--- START RECORDED INFORMATION ---

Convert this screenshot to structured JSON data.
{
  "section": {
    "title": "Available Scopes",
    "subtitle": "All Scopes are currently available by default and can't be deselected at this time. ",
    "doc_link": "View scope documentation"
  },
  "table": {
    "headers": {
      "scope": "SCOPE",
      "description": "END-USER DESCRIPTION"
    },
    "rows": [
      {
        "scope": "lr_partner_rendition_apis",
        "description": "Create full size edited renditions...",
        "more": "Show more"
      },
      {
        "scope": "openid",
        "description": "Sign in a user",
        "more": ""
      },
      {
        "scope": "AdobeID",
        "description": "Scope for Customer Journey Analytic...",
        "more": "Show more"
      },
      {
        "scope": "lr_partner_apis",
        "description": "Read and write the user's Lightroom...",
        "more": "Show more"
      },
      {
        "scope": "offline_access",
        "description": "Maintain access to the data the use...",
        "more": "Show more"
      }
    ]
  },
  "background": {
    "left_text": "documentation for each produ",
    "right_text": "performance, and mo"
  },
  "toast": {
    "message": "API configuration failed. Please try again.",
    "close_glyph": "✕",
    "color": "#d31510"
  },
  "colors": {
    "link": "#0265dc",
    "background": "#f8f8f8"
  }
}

--- END RECORDED INFORMATION ---

### INSTRUCTION
Return every record above exactly as it appears.

### SOLUTION TO THE PROBLEM
Convert this screenshot to structured JSON data.
{
  "section": {
    "title": "Available Scopes",
    "subtitle": "All Scopes are currently available by default and can't be deselected at this time. ",
    "doc_link": "View scope documentation"
  },
  "table": {
    "headers": {
      "scope": "SCOPE",
      "description": "END-USER DESCRIPTION"
    },
    "rows": [
      {
        "scope": "lr_partner_rendition_apis",
        "description": "Create full size edited renditions...",
        "more": "Show more"
      },
      {
        "scope": "openid",
        "description": "Sign in a user",
        "more": ""
      },
      {
        "scope": "AdobeID",
        "description": "Scope for Customer Journey Analytic...",
        "more": "Show more"
      },
      {
        "scope": "lr_partner_apis",
        "description": "Read and write the user's Lightroom...",
        "more": "Show more"
      },
      {
        "scope": "offline_access",
        "description": "Maintain access to the data the use...",
        "more": "Show more"
      }
    ]
  },
  "background": {
    "left_text": "documentation for each produ",
    "right_text": "performance, and mo"
  },
  "toast": {
    "message": "API configuration failed. Please try again.",
    "close_glyph": "✕",
    "color": "#d31510"
  },
  "colors": {
    "link": "#0265dc",
    "background": "#f8f8f8"
  }
}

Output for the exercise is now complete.